### Work to complete
Write out the material again exactly, please, and omit the pictures.

------------------------------------------------------------

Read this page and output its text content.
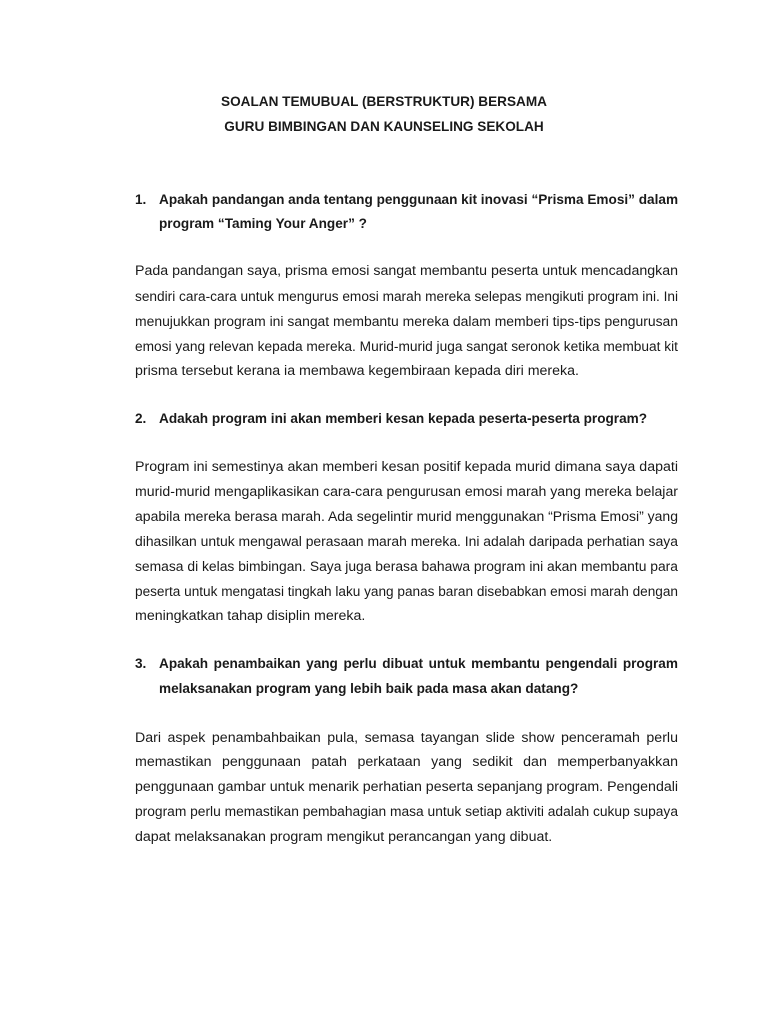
SOALAN TEMUBUAL (BERSTRUKTUR) BERSAMA
GURU BIMBINGAN DAN KAUNSELING SEKOLAH
1. Apakah pandangan anda tentang penggunaan kit inovasi “Prisma Emosi” dalam
program “Taming Your Anger” ?
Pada pandangan saya, prisma emosi sangat membantu peserta untuk mencadangkan
sendiri cara-cara untuk mengurus emosi marah mereka selepas mengikuti program ini. Ini
menujukkan program ini sangat membantu mereka dalam memberi tips-tips pengurusan
emosi yang relevan kepada mereka. Murid-murid juga sangat seronok ketika membuat kit
prisma tersebut kerana ia membawa kegembiraan kepada diri mereka.
2. Adakah program ini akan memberi kesan kepada peserta-peserta program?
Program ini semestinya akan memberi kesan positif kepada murid dimana saya dapati
murid-murid mengaplikasikan cara-cara pengurusan emosi marah yang mereka belajar
apabila mereka berasa marah. Ada segelintir murid menggunakan “Prisma Emosi” yang
dihasilkan untuk mengawal perasaan marah mereka. Ini adalah daripada perhatian saya
semasa di kelas bimbingan. Saya juga berasa bahawa program ini akan membantu para
peserta untuk mengatasi tingkah laku yang panas baran disebabkan emosi marah dengan
meningkatkan tahap disiplin mereka.
3. Apakah penambaikan yang perlu dibuat untuk membantu pengendali program
melaksanakan program yang lebih baik pada masa akan datang?
Dari aspek penambahbaikan pula, semasa tayangan slide show penceramah perlu
memastikan penggunaan patah perkataan yang sedikit dan memperbanyakkan
penggunaan gambar untuk menarik perhatian peserta sepanjang program. Pengendali
program perlu memastikan pembahagian masa untuk setiap aktiviti adalah cukup supaya
dapat melaksanakan program mengikut perancangan yang dibuat.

------------------------------------------------------------

### Task solution
Read this page and output its text content.
SOALAN TEMUBUAL (BERSTRUKTUR) BERSAMA
GURU BIMBINGAN DAN KAUNSELING SEKOLAH
1. Apakah pandangan anda tentang penggunaan kit inovasi “Prisma Emosi” dalam
program “Taming Your Anger” ?
Pada pandangan saya, prisma emosi sangat membantu peserta untuk mencadangkan
sendiri cara-cara untuk mengurus emosi marah mereka selepas mengikuti program ini. Ini
menujukkan program ini sangat membantu mereka dalam memberi tips-tips pengurusan
emosi yang relevan kepada mereka. Murid-murid juga sangat seronok ketika membuat kit
prisma tersebut kerana ia membawa kegembiraan kepada diri mereka.
2. Adakah program ini akan memberi kesan kepada peserta-peserta program?
Program ini semestinya akan memberi kesan positif kepada murid dimana saya dapati
murid-murid mengaplikasikan cara-cara pengurusan emosi marah yang mereka belajar
apabila mereka berasa marah. Ada segelintir murid menggunakan “Prisma Emosi” yang
dihasilkan untuk mengawal perasaan marah mereka. Ini adalah daripada perhatian saya
semasa di kelas bimbingan. Saya juga berasa bahawa program ini akan membantu para
peserta untuk mengatasi tingkah laku yang panas baran disebabkan emosi marah dengan
meningkatkan tahap disiplin mereka.
3. Apakah penambaikan yang perlu dibuat untuk membantu pengendali program
melaksanakan program yang lebih baik pada masa akan datang?
Dari aspek penambahbaikan pula, semasa tayangan slide show penceramah perlu
memastikan penggunaan patah perkataan yang sedikit dan memperbanyakkan
penggunaan gambar untuk menarik perhatian peserta sepanjang program. Pengendali
program perlu memastikan pembahagian masa untuk setiap aktiviti adalah cukup supaya
dapat melaksanakan program mengikut perancangan yang dibuat.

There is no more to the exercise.